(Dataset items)
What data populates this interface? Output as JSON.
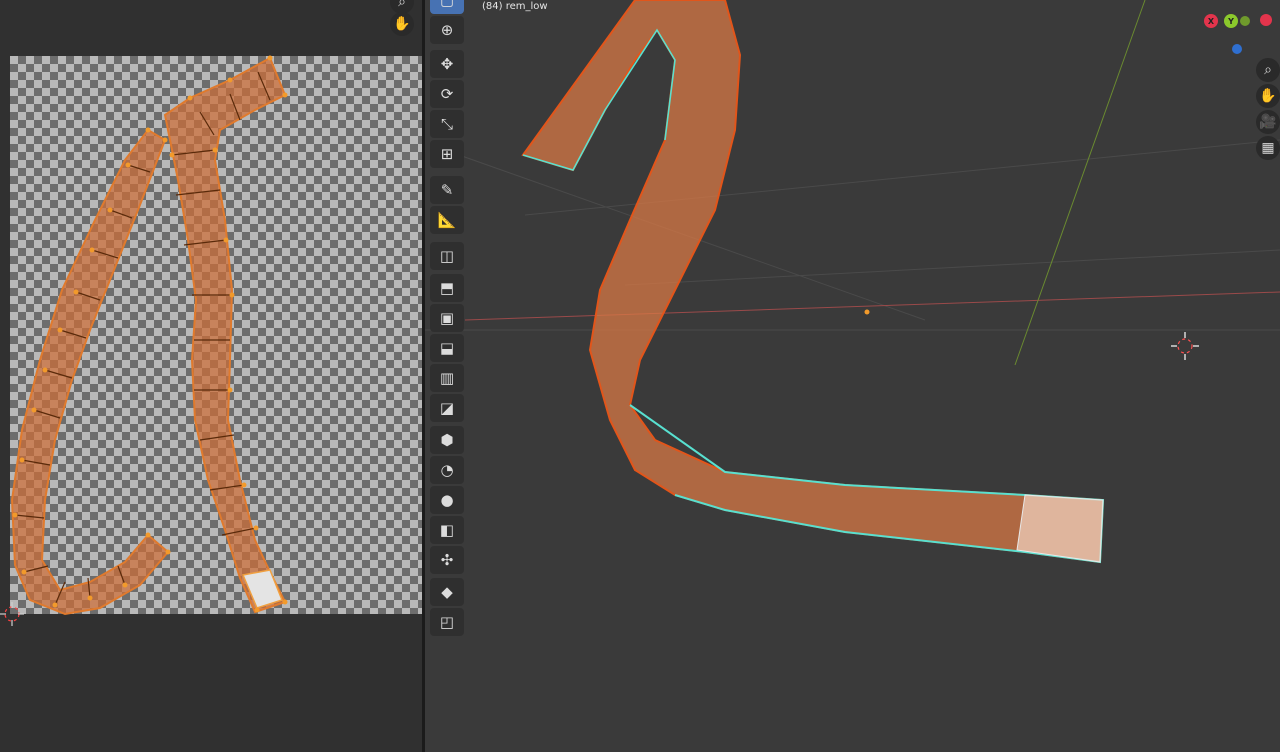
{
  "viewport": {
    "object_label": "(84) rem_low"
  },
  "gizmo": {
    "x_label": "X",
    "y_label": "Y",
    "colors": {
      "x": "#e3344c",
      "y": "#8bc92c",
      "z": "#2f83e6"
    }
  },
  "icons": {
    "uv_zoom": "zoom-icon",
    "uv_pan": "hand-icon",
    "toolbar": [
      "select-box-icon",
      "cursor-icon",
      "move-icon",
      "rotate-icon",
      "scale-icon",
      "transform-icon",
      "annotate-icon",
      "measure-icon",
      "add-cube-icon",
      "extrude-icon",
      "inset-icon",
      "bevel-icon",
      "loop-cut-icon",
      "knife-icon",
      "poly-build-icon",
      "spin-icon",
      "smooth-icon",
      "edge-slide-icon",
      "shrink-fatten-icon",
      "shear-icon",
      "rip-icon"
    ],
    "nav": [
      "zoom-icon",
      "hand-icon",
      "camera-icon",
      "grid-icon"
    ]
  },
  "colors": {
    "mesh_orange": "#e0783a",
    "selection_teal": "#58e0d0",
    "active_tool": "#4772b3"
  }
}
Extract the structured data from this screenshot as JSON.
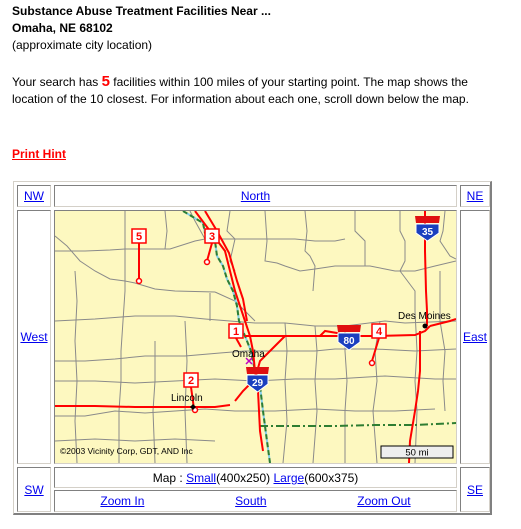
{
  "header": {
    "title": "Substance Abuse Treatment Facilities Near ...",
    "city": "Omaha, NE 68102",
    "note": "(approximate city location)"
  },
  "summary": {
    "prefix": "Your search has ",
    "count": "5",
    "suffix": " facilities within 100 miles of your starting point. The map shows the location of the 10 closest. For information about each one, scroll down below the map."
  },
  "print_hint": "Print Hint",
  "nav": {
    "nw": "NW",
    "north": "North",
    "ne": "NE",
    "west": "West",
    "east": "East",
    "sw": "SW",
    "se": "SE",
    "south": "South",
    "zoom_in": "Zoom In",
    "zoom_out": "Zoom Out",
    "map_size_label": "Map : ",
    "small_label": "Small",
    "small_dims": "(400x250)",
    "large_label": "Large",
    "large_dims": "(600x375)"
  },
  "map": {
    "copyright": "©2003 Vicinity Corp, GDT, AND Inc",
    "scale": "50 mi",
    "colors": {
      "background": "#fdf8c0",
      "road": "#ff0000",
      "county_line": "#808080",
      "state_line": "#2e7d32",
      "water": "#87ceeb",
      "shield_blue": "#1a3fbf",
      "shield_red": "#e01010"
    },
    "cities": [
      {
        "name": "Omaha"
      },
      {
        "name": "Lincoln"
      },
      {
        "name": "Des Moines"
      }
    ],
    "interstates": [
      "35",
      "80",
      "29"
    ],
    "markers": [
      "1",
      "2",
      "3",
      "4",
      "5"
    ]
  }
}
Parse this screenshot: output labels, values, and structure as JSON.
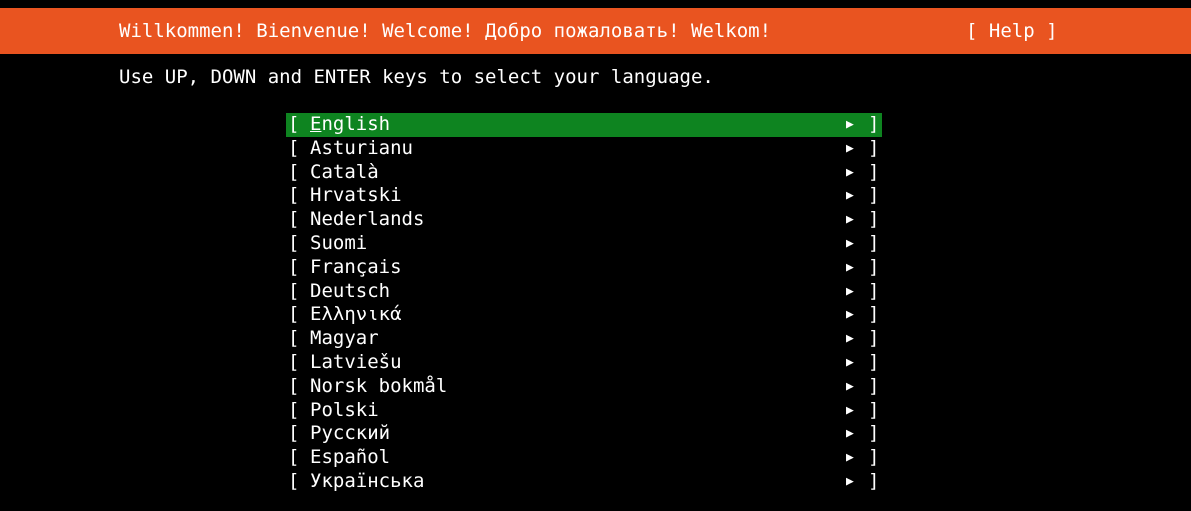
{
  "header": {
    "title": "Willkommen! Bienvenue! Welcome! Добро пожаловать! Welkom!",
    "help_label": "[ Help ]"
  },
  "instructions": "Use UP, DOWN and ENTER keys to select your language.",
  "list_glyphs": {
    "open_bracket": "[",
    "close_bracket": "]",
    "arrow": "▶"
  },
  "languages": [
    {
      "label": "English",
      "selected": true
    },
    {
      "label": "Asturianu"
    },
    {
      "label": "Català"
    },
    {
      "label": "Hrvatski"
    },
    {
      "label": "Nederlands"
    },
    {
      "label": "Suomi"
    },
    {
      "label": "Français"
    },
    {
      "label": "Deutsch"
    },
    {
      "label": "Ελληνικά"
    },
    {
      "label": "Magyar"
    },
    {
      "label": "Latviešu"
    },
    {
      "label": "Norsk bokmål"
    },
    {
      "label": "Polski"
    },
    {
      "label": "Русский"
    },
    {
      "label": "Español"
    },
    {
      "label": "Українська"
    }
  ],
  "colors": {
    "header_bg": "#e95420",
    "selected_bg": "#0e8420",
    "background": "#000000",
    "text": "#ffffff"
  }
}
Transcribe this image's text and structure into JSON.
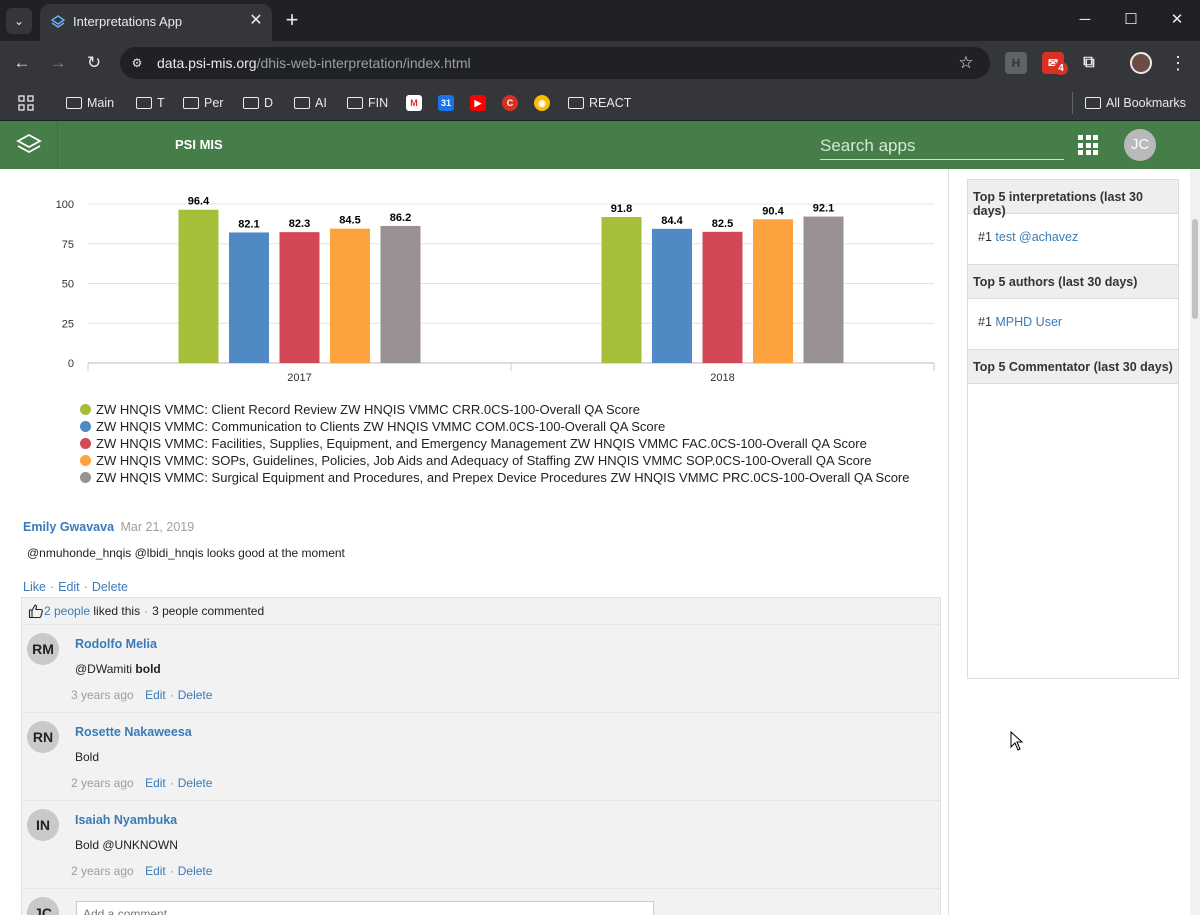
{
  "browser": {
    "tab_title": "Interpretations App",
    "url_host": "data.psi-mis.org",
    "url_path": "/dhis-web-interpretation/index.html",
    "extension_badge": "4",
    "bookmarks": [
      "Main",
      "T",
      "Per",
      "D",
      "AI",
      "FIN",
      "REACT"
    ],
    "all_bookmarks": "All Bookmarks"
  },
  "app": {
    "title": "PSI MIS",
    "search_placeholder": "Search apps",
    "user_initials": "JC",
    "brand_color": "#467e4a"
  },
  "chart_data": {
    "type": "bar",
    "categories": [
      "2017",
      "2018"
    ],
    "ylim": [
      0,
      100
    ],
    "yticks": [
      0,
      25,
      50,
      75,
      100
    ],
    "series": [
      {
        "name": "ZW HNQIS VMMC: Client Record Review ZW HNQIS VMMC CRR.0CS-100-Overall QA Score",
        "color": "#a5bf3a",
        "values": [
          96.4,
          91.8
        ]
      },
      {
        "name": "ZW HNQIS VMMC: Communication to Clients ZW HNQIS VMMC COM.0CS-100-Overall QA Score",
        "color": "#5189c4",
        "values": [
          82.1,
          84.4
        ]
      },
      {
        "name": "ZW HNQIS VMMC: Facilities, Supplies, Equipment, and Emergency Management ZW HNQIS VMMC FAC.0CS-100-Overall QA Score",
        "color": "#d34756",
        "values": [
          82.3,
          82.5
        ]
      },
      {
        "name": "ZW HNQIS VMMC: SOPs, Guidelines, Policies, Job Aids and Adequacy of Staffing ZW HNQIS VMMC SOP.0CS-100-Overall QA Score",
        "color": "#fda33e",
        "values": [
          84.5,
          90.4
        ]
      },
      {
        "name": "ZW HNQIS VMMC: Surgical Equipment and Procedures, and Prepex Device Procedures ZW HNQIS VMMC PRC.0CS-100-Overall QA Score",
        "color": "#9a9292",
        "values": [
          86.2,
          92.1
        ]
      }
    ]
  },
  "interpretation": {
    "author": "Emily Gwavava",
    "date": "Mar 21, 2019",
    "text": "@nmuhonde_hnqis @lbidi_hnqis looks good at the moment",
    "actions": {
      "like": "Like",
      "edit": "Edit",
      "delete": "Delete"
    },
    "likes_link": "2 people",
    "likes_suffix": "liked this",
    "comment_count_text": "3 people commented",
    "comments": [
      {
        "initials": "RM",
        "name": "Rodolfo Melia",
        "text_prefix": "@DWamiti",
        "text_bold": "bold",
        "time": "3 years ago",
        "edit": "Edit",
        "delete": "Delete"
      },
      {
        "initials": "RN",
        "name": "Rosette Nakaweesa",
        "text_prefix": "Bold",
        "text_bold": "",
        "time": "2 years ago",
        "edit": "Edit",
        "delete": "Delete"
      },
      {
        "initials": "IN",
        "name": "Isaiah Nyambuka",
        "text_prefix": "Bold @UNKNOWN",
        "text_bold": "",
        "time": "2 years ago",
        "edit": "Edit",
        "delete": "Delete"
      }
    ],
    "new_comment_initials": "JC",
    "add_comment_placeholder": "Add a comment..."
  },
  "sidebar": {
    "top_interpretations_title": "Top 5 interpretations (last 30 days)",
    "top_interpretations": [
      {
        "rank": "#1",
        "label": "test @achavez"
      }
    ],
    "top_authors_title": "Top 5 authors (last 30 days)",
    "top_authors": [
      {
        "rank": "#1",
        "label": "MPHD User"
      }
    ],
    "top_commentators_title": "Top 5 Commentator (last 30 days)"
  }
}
...
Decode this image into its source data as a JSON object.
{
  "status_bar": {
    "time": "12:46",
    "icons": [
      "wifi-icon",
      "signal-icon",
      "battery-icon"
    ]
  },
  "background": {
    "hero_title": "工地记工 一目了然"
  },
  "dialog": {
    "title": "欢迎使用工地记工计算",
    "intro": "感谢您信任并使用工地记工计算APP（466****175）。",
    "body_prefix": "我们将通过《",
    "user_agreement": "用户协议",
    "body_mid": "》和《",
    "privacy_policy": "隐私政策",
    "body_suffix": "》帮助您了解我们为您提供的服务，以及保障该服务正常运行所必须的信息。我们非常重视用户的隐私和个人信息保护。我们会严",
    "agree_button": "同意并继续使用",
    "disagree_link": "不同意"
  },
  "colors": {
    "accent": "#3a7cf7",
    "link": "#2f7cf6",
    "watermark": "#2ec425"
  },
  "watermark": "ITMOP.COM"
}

AIM:
Tally the lines of the listing in which the word "JSON" occurs, and state the total alone.

ANSWER FOR THIS EXERCISE:
5